[Structured figure records]
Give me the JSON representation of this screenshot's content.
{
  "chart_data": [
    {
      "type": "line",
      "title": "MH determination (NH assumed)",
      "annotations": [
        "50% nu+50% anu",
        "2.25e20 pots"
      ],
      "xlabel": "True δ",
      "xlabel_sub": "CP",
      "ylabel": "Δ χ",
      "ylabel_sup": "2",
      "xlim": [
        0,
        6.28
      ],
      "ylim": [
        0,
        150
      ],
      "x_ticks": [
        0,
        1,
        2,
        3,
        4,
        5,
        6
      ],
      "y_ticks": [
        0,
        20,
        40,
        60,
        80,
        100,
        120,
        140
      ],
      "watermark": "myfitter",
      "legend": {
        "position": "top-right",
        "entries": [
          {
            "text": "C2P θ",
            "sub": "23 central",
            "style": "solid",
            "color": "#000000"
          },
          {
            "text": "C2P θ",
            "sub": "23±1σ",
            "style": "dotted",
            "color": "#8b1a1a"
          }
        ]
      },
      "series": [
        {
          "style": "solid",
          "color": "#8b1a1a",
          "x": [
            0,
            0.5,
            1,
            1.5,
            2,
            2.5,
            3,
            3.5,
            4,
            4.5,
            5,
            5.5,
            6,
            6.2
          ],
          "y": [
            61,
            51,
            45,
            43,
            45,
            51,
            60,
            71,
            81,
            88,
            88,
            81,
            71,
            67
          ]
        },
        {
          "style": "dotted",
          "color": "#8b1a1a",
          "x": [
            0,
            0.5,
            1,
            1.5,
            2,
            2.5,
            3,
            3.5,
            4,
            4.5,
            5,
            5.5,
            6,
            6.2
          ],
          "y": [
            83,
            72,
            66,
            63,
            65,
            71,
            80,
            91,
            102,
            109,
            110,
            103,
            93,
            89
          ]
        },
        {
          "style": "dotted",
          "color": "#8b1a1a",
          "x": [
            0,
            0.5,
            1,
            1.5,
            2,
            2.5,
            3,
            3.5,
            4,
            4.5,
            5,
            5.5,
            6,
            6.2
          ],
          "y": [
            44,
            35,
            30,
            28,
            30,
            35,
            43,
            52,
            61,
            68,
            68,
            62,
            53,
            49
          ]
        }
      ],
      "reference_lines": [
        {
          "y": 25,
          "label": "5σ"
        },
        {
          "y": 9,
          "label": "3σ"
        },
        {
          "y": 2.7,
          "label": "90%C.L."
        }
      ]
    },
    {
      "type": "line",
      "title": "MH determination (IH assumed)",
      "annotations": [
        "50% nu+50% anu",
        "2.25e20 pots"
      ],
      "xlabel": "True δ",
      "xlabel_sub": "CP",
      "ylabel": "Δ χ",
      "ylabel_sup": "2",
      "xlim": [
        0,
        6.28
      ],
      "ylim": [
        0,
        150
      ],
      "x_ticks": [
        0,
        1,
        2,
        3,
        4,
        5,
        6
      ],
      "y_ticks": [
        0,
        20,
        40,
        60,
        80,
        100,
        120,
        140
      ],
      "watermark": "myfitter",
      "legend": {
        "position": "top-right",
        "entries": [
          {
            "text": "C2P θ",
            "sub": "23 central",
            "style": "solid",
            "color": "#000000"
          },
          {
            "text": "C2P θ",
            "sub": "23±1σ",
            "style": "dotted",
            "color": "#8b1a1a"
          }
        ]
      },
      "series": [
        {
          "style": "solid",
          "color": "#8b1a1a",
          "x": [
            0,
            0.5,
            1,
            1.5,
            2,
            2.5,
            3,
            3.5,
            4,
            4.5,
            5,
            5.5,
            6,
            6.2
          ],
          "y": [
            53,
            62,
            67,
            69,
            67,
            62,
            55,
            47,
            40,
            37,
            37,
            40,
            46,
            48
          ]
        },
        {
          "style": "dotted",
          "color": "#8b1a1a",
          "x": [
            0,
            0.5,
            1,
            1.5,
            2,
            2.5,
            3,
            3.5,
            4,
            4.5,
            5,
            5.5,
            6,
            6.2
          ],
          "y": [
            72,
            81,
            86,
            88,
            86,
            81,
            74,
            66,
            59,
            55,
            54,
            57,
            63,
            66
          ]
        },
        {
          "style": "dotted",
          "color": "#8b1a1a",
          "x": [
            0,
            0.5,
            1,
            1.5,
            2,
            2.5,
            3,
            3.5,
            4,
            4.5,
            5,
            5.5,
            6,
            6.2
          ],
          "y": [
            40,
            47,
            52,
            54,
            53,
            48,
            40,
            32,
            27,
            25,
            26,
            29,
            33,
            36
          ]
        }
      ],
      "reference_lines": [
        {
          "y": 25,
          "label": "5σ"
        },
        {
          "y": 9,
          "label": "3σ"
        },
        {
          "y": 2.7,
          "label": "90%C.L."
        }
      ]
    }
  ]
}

[TASK BRIEF]:
Every line of the data above should be copied exactly.

[SOLUTION]:
Give me the JSON representation of this screenshot's content.
{
  "chart_data": [
    {
      "type": "line",
      "title": "MH determination (NH assumed)",
      "annotations": [
        "50% nu+50% anu",
        "2.25e20 pots"
      ],
      "xlabel": "True δ",
      "xlabel_sub": "CP",
      "ylabel": "Δ χ",
      "ylabel_sup": "2",
      "xlim": [
        0,
        6.28
      ],
      "ylim": [
        0,
        150
      ],
      "x_ticks": [
        0,
        1,
        2,
        3,
        4,
        5,
        6
      ],
      "y_ticks": [
        0,
        20,
        40,
        60,
        80,
        100,
        120,
        140
      ],
      "watermark": "myfitter",
      "legend": {
        "position": "top-right",
        "entries": [
          {
            "text": "C2P θ",
            "sub": "23 central",
            "style": "solid",
            "color": "#000000"
          },
          {
            "text": "C2P θ",
            "sub": "23±1σ",
            "style": "dotted",
            "color": "#8b1a1a"
          }
        ]
      },
      "series": [
        {
          "style": "solid",
          "color": "#8b1a1a",
          "x": [
            0,
            0.5,
            1,
            1.5,
            2,
            2.5,
            3,
            3.5,
            4,
            4.5,
            5,
            5.5,
            6,
            6.2
          ],
          "y": [
            61,
            51,
            45,
            43,
            45,
            51,
            60,
            71,
            81,
            88,
            88,
            81,
            71,
            67
          ]
        },
        {
          "style": "dotted",
          "color": "#8b1a1a",
          "x": [
            0,
            0.5,
            1,
            1.5,
            2,
            2.5,
            3,
            3.5,
            4,
            4.5,
            5,
            5.5,
            6,
            6.2
          ],
          "y": [
            83,
            72,
            66,
            63,
            65,
            71,
            80,
            91,
            102,
            109,
            110,
            103,
            93,
            89
          ]
        },
        {
          "style": "dotted",
          "color": "#8b1a1a",
          "x": [
            0,
            0.5,
            1,
            1.5,
            2,
            2.5,
            3,
            3.5,
            4,
            4.5,
            5,
            5.5,
            6,
            6.2
          ],
          "y": [
            44,
            35,
            30,
            28,
            30,
            35,
            43,
            52,
            61,
            68,
            68,
            62,
            53,
            49
          ]
        }
      ],
      "reference_lines": [
        {
          "y": 25,
          "label": "5σ"
        },
        {
          "y": 9,
          "label": "3σ"
        },
        {
          "y": 2.7,
          "label": "90%C.L."
        }
      ]
    },
    {
      "type": "line",
      "title": "MH determination (IH assumed)",
      "annotations": [
        "50% nu+50% anu",
        "2.25e20 pots"
      ],
      "xlabel": "True δ",
      "xlabel_sub": "CP",
      "ylabel": "Δ χ",
      "ylabel_sup": "2",
      "xlim": [
        0,
        6.28
      ],
      "ylim": [
        0,
        150
      ],
      "x_ticks": [
        0,
        1,
        2,
        3,
        4,
        5,
        6
      ],
      "y_ticks": [
        0,
        20,
        40,
        60,
        80,
        100,
        120,
        140
      ],
      "watermark": "myfitter",
      "legend": {
        "position": "top-right",
        "entries": [
          {
            "text": "C2P θ",
            "sub": "23 central",
            "style": "solid",
            "color": "#000000"
          },
          {
            "text": "C2P θ",
            "sub": "23±1σ",
            "style": "dotted",
            "color": "#8b1a1a"
          }
        ]
      },
      "series": [
        {
          "style": "solid",
          "color": "#8b1a1a",
          "x": [
            0,
            0.5,
            1,
            1.5,
            2,
            2.5,
            3,
            3.5,
            4,
            4.5,
            5,
            5.5,
            6,
            6.2
          ],
          "y": [
            53,
            62,
            67,
            69,
            67,
            62,
            55,
            47,
            40,
            37,
            37,
            40,
            46,
            48
          ]
        },
        {
          "style": "dotted",
          "color": "#8b1a1a",
          "x": [
            0,
            0.5,
            1,
            1.5,
            2,
            2.5,
            3,
            3.5,
            4,
            4.5,
            5,
            5.5,
            6,
            6.2
          ],
          "y": [
            72,
            81,
            86,
            88,
            86,
            81,
            74,
            66,
            59,
            55,
            54,
            57,
            63,
            66
          ]
        },
        {
          "style": "dotted",
          "color": "#8b1a1a",
          "x": [
            0,
            0.5,
            1,
            1.5,
            2,
            2.5,
            3,
            3.5,
            4,
            4.5,
            5,
            5.5,
            6,
            6.2
          ],
          "y": [
            40,
            47,
            52,
            54,
            53,
            48,
            40,
            32,
            27,
            25,
            26,
            29,
            33,
            36
          ]
        }
      ],
      "reference_lines": [
        {
          "y": 25,
          "label": "5σ"
        },
        {
          "y": 9,
          "label": "3σ"
        },
        {
          "y": 2.7,
          "label": "90%C.L."
        }
      ]
    }
  ]
}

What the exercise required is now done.